• Task goal: Filter these entries so that only lines with the word "which" remain.

• Excerpted records:
=== Begin Enclosure ===

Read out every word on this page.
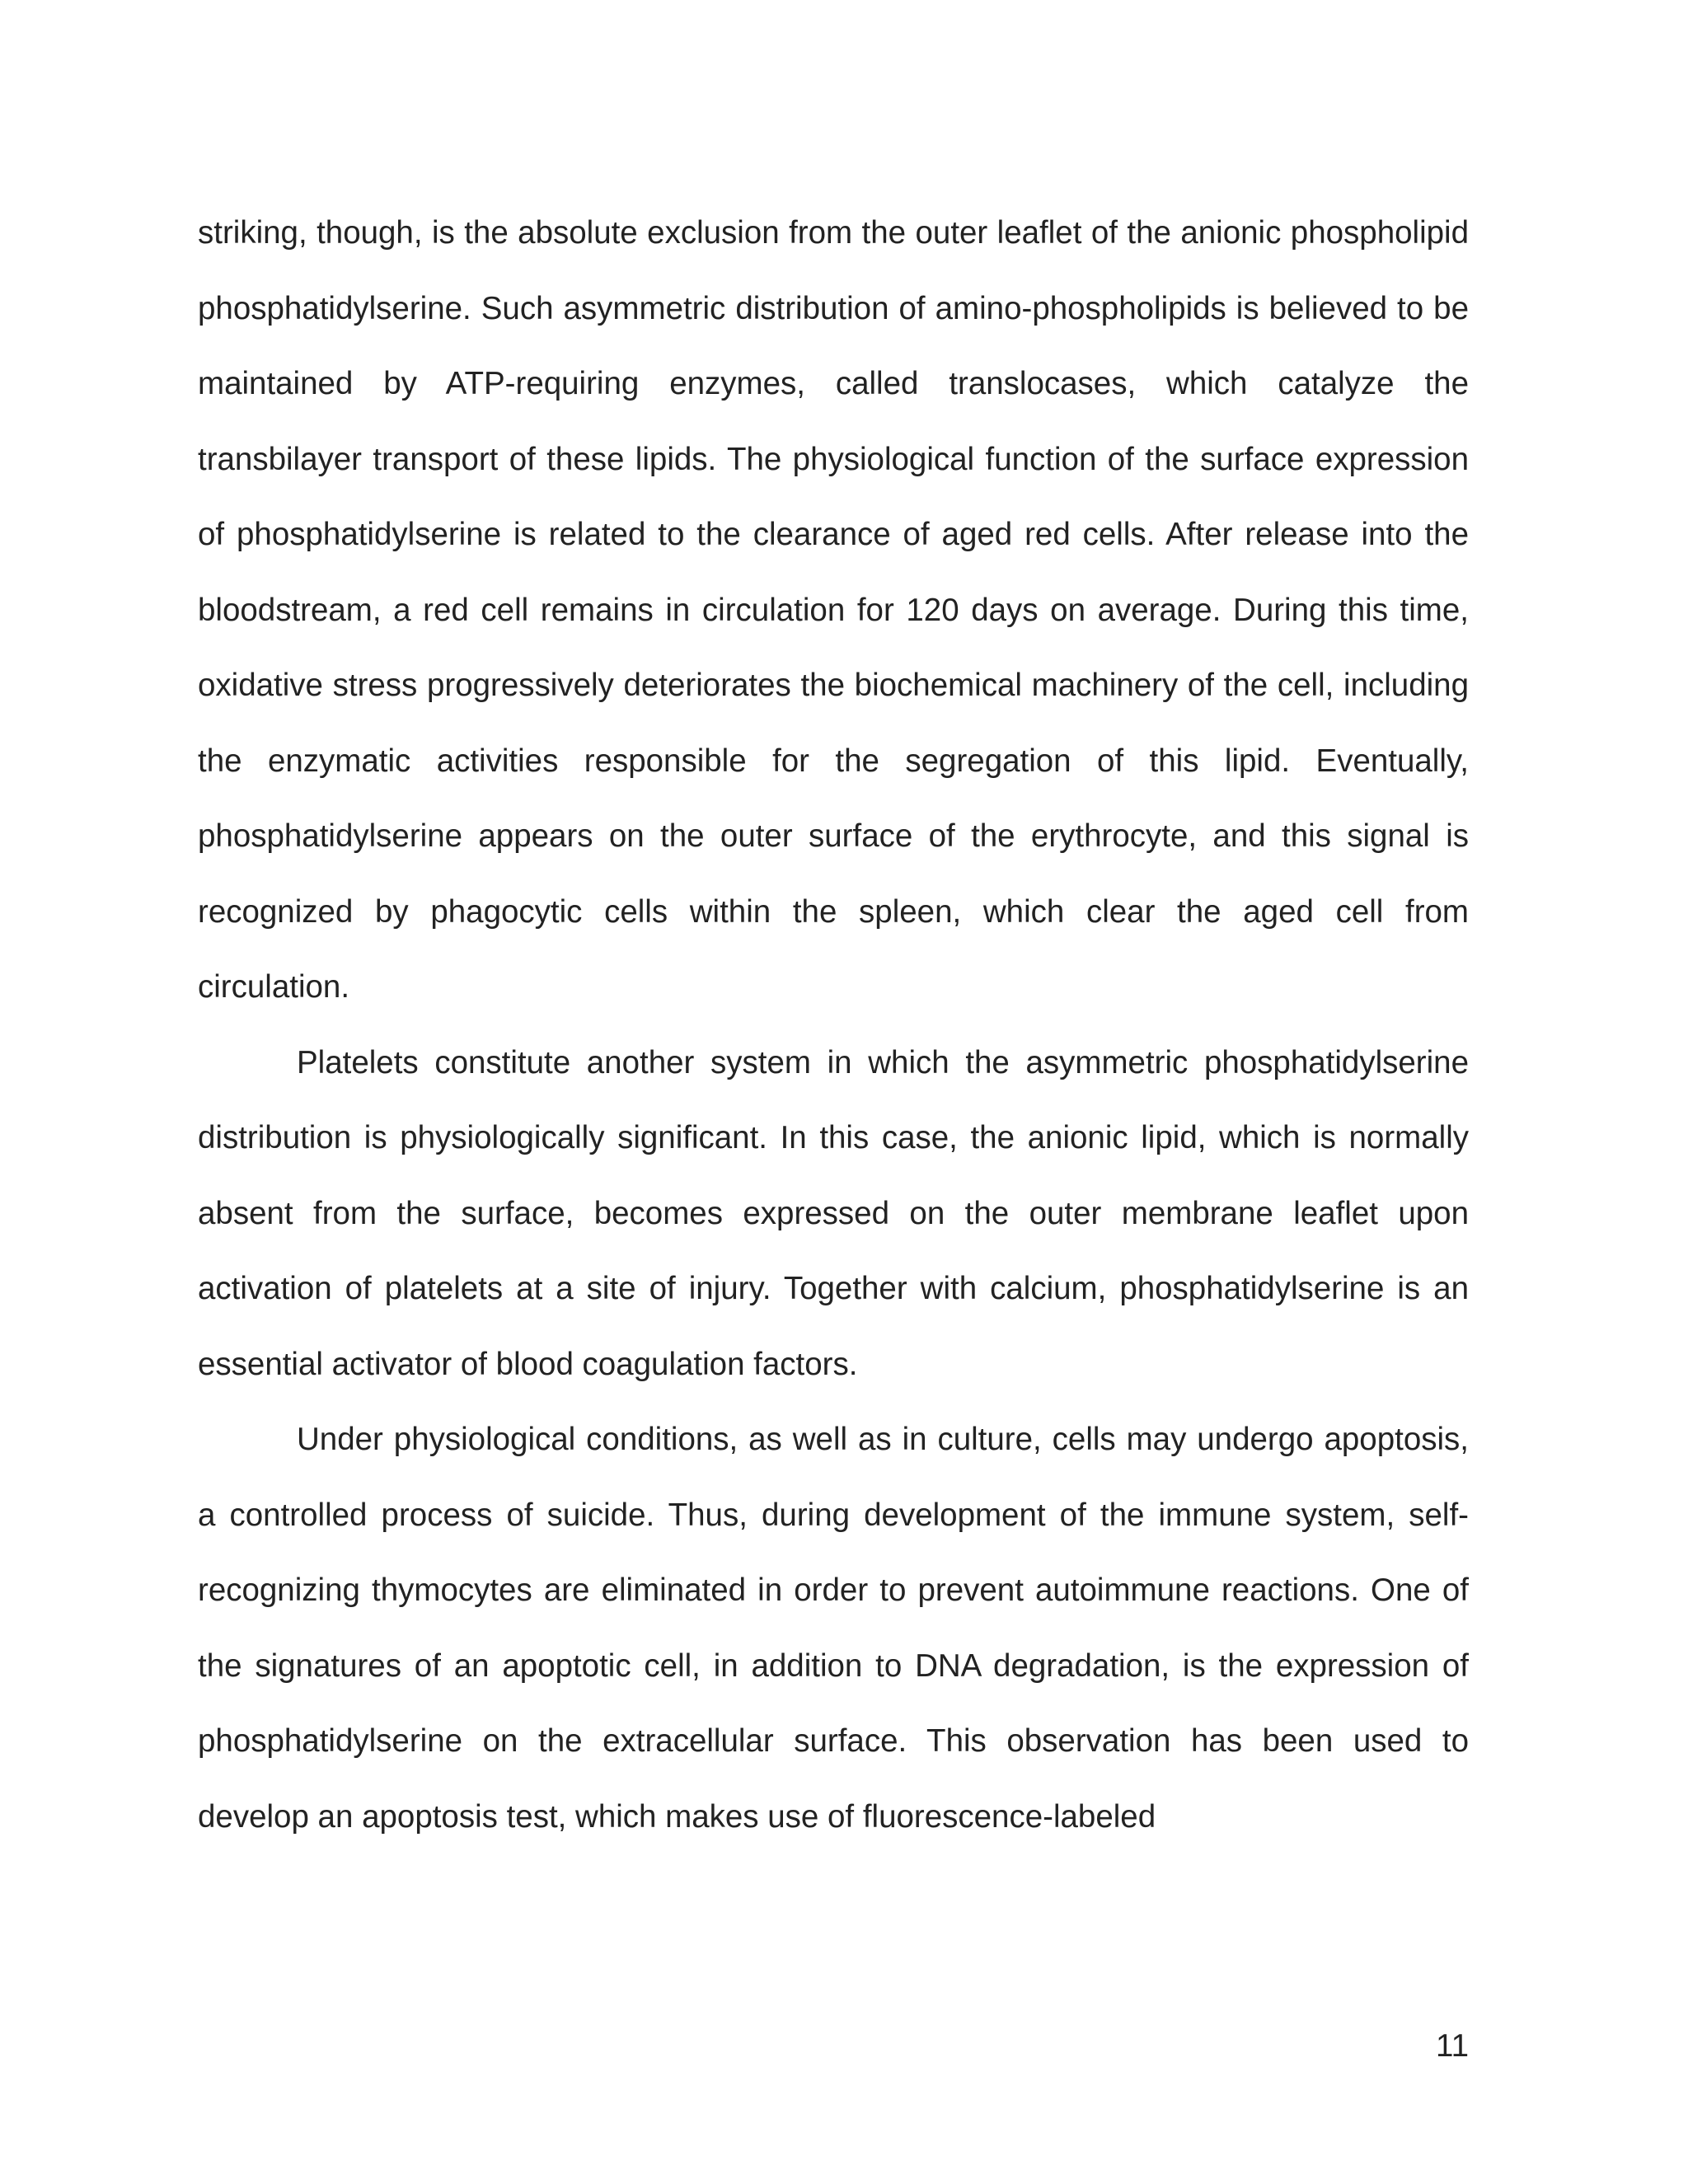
striking, though, is the absolute exclusion from the outer leaflet of the anionic phospholipid phosphatidylserine. Such asymmetric distribution of amino-phospholipids is believed to be maintained by ATP-requiring enzymes, called translocases, which catalyze the transbilayer transport of these lipids. The physiological function of the surface expression of phosphatidylserine is related to the clearance of aged red cells. After release into the bloodstream, a red cell remains in circulation for 120 days on average. During this time, oxidative stress progressively deteriorates the biochemical machinery of the cell, including the enzymatic activities responsible for the segregation of this lipid. Eventually, phosphatidylserine appears on the outer surface of the erythrocyte, and this signal is recognized by phagocytic cells within the spleen, which clear the aged cell from circulation.

Platelets constitute another system in which the asymmetric phosphatidylserine distribution is physiologically significant. In this case, the anionic lipid, which is normally absent from the surface, becomes expressed on the outer membrane leaflet upon activation of platelets at a site of injury. Together with calcium, phosphatidylserine is an essential activator of blood coagulation factors.

Under physiological conditions, as well as in culture, cells may undergo apoptosis, a controlled process of suicide. Thus, during development of the immune system, self-recognizing thymocytes are eliminated in order to prevent autoimmune reactions. One of the signatures of an apoptotic cell, in addition to DNA degradation, is the expression of phosphatidylserine on the extracellular surface. This observation has been used to develop an apoptosis test, which makes use of fluorescence-labeled

11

=== End Enclosure ===

• Expected output:
striking, though, is the absolute exclusion from the outer leaflet of the anionic phospholipid phosphatidylserine. Such asymmetric distribution of amino-phospholipids is believed to be maintained by ATP-requiring enzymes, called translocases, which catalyze the transbilayer transport of these lipids. The physiological function of the surface expression of phosphatidylserine is related to the clearance of aged red cells. After release into the bloodstream, a red cell remains in circulation for 120 days on average. During this time, oxidative stress progressively deteriorates the biochemical machinery of the cell, including the enzymatic activities responsible for the segregation of this lipid. Eventually, phosphatidylserine appears on the outer surface of the erythrocyte, and this signal is recognized by phagocytic cells within the spleen, which clear the aged cell from circulation.
Platelets constitute another system in which the asymmetric phosphatidylserine distribution is physiologically significant. In this case, the anionic lipid, which is normally absent from the surface, becomes expressed on the outer membrane leaflet upon activation of platelets at a site of injury. Together with calcium, phosphatidylserine is an essential activator of blood coagulation factors.
Under physiological conditions, as well as in culture, cells may undergo apoptosis, a controlled process of suicide. Thus, during development of the immune system, self-recognizing thymocytes are eliminated in order to prevent autoimmune reactions. One of the signatures of an apoptotic cell, in addition to DNA degradation, is the expression of phosphatidylserine on the extracellular surface. This observation has been used to develop an apoptosis test, which makes use of fluorescence-labeled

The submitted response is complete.